Part of a data file
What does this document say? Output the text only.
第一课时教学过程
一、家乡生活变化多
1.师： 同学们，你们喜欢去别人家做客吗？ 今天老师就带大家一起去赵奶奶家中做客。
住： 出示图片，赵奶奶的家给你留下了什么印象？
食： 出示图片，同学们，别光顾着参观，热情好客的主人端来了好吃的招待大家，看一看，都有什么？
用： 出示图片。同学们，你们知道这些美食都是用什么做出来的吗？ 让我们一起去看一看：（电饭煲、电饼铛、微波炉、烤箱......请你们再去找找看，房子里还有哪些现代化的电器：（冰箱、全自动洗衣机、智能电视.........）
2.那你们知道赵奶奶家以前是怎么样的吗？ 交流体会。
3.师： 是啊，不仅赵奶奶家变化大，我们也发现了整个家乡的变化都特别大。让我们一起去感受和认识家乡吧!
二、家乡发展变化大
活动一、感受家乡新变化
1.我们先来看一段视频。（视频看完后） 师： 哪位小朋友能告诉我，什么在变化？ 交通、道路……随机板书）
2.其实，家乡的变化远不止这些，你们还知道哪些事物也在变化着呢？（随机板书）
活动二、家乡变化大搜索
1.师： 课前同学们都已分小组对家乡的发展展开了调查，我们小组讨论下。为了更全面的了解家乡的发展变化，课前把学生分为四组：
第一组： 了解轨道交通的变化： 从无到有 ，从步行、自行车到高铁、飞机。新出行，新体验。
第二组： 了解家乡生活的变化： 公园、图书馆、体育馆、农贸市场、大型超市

* * *

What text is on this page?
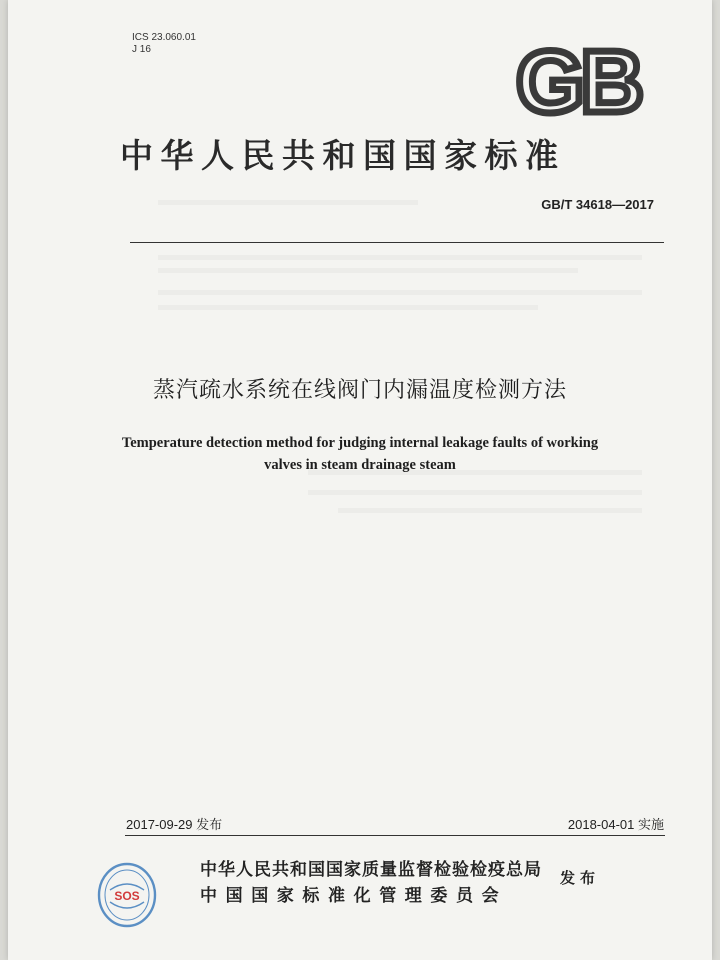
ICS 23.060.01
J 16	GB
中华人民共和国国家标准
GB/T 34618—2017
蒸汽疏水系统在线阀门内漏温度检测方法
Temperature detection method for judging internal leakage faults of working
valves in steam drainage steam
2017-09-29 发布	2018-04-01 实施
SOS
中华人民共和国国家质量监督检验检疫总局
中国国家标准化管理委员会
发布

Given problem: Give only the number of lines in the entries that contain "随机板书".

The completed task: 2